Dataset rows
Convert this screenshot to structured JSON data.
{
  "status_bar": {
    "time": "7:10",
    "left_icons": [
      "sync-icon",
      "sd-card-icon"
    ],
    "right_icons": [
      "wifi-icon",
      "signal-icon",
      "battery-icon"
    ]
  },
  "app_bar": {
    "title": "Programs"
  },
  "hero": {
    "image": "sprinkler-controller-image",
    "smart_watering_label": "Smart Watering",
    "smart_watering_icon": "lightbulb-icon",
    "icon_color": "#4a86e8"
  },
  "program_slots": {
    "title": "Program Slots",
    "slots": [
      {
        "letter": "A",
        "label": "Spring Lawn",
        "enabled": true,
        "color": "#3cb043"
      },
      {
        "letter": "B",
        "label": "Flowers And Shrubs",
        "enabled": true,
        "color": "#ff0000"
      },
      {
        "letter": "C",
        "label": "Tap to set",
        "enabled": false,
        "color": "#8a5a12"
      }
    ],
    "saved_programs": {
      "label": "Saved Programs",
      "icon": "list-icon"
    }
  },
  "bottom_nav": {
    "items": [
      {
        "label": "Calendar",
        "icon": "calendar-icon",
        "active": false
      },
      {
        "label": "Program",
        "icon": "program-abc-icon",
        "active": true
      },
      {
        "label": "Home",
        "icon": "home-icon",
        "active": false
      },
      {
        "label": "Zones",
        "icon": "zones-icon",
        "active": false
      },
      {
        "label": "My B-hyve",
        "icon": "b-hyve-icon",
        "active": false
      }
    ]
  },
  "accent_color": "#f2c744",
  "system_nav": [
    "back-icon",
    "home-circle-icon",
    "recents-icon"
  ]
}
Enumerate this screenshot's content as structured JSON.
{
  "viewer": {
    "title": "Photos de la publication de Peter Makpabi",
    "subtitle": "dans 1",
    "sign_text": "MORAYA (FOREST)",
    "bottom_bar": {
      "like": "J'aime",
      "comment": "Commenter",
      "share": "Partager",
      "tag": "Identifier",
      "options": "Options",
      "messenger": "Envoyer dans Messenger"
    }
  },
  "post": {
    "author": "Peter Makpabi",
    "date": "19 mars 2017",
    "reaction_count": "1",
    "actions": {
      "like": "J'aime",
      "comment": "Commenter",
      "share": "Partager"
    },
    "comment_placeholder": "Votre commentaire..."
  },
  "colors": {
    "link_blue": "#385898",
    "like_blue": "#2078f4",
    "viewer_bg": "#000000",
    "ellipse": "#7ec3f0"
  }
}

** TASK GOAL **
Retype, exactly and only, the lines running from the one with "Enumerate this screenshot's" through the final line of the listing above.

** ANSWER FOR THIS EXERCISE **
Enumerate this screenshot's content as structured JSON.
{
  "viewer": {
    "title": "Photos de la publication de Peter Makpabi",
    "subtitle": "dans 1",
    "sign_text": "MORAYA (FOREST)",
    "bottom_bar": {
      "like": "J'aime",
      "comment": "Commenter",
      "share": "Partager",
      "tag": "Identifier",
      "options": "Options",
      "messenger": "Envoyer dans Messenger"
    }
  },
  "post": {
    "author": "Peter Makpabi",
    "date": "19 mars 2017",
    "reaction_count": "1",
    "actions": {
      "like": "J'aime",
      "comment": "Commenter",
      "share": "Partager"
    },
    "comment_placeholder": "Votre commentaire..."
  },
  "colors": {
    "link_blue": "#385898",
    "like_blue": "#2078f4",
    "viewer_bg": "#000000",
    "ellipse": "#7ec3f0"
  }
}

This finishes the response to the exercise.